[Provided text]:
──────

Sounds Scores: Paper, Wood, Stone and Glass by Andrew Deutsch & Stephen Vitiello

The Warehouse Gallery will open the exhibition Andrew Deutsch & Stephen Vitiello: Sound Scores: Paper, Wood, Stone and Glass, an installation composed of audio & video pieces as well as photographs, prints and sculpture.
 
March 27, 2009 - PRLog -- SYRACUSE, NY—On April 2, The Warehouse Gallery will open the exhibition Andrew Deutsch & Stephen Vitiello: Sound Scores: Paper, Wood, Stone and Glass, an installation composed of audio & video pieces as well as photographs, prints and sculpture. Deutsch and Vitiello are musicians, composers and sound artists who have been collaborating since 1999. A public reception for the exhibition will be held from 5–8 p.m. on April 2, with a lecture by the artists in the Warehouse Auditorium at 6 p.m. The exhibition is intended for audiences of all ages.

On April 14 at 6 p.m., the gallery will host Soundscape Design: Acoustic Creativity—'Klanguage' for Media by Hans-Ulrich Werner, professor for sound, media and acoustic communication at the University of Applied Sciences in Offenburg, Germany, and a visiting lecturer in the Department of Television, Radio and Film, S.I. Newhouse School of Public Communications, Syracuse University. All events at The Warehouse are free and open to the public. The exhibition programming will culminate with a Raster-Noton live concert at the Redhouse on June 3 at 8 p.m. For ticket information, please contact the Redhouse Arts Center directly by calling (315) 425-0405.

ABOUT THE EXHIBITION:

In Sound Scores: Paper, Wood, Stone and Glass, their first co-exhibition, artists Andrew Deutsch and Stephen Vitiello provided each other with musical scores for the other to perform. In so doing, they emphasize the visual nature of sound scores, shedding light on this complex, seemingly inaccessible medium called sound art.

In Vitiello’s work viewers will see a shift from landscape photographs (7 Studies for Graphic Scores, 2007) to abstract black-and-white prints (Pond Set, 2008) that continue to refer to landscape through black lines that evoke both reeds and musical notes. In the background of his videos, Deutsch includes imagery from the "Notgeld" (emergency money that was put into circulation in Germany during the economic crisis of the 1920s) as a reflection on our difficult economic times. Deutsch also uses these collectibles in the making of his own sound scores; he has created a narrative referring to the films of Fritz Lang, to illustrated children's books, and to early 20th-century European artistic abstraction, where sound and sight blend into a common experience.

In this joint exhibition at The Warehouse Gallery, they work as equals. This collaboration is based on complete trust in each other despite differing inclinations: Deutsch describes himself as “a composer” who is “dedicated almost exclusively to stereophonic electro-acoustic works,” while Vitiello takes “the full plunge into sound art.”

On March 30, the artists will work with a group of children from Seymour Dual Language Academy and Fowler High School in Syracuse. Vitiello says that “one of the main reasons for making the work […] is to connect with people. Sound art, video art, installation work still feels somewhat inaccessible to some audiences.” Aligned with the gallery’s mission to engage the community, the artists’ collaboration with Syracuse children will be as integral a part of the exhibition as the collaborative work between Deutsch and Vitiello themselves.

──────

[Raw data]:
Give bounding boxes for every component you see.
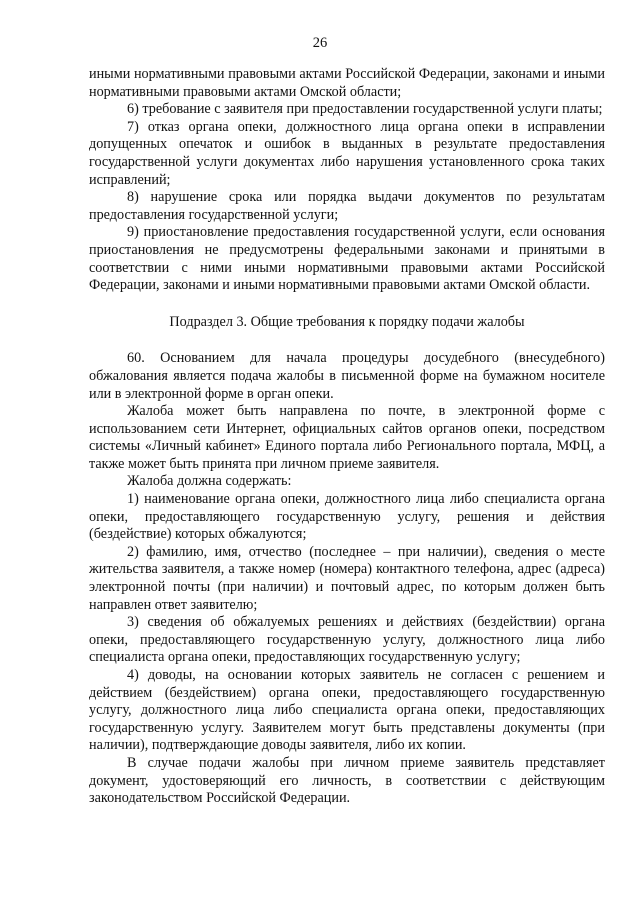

──────

[Task prompt]:
Resume the press release about the Sound Scores exhibition at The Warehouse Gallery, carrying it on from its final sentence.

[Result of the task]:
A gallery guide containing an interview between Anja Chávez, Curator of Contemporary Art at The Warehouse Gallery and SUArt Galleries at Syracuse University, and the two artists, Andrew Deutsch and Stephen Vitiello, will be available at the gallery and online beginning April 2, 2009.

ABOUT THE ARTISTS:

Deutsch (b.1968) is a sound, video and graphic artist who lives in Hornell, N.Y., and teaches sound and video art in the Division of Expanded Media at Alfred University. He received his B.F.A. in video art and printmaking from Alfred University in 1990 and his M.F.A. in integrated electronic art from Rensselaer Polytechnic Institute in 1994. He is a member of the Institute for Electronic Art at Alfred University and the Pauline Oliveros Foundation Board of Advisors, and is a former member of the Pauline Oliveros Foundation Board of Directors (1999–2001). Deutsch is the recipient of an Artists Fellowship in Video Art (1997) from the New York Foundation for the Arts and a Special Opportunity Stipend from the New York Foundation for the Arts (1999). You can hear remixes of Deutsch's CD Garden Music on Oval's OvalProcess and Microstoria's Improvisers.

Vitiello (b.1964) is an electronic musician and media artist who lives and works in Richmond, VA. His sound installations, photographs and drawings have been presented internationally in solo exhibitions at such venues as The Project, N.Y.; Museum 52, London; Galerie Almine Rech, Paris; and in group exhibitions including the 2002 Whitney Biennial, the 2006 Biennial of Sydney (in collaboration with Julie Mehretu) and Ce qui arrive, an exhibition curated by Paul Virilio at the Cartier Foundation, Paris. CD releases include Bright and Dusty Things (New Albion Records), Listening to Donald Judd (Sub Rosa), Box Music (12k) and Stephen Vitiello with eighth blackbird (Magic If). Vitiello is currently on the faculty of kinetic imaging at Virginia Commonwealth University (VCU). He is the recipient of many awards, among which are the Independent Radio and Sound Art Fellowship from the Jerome Foundation (1999); Penny McCall Foundation Award (2001); NYFA “Performance/Multi-Disciplinary” (2003); and a Creative Capitol Fellowship (2006).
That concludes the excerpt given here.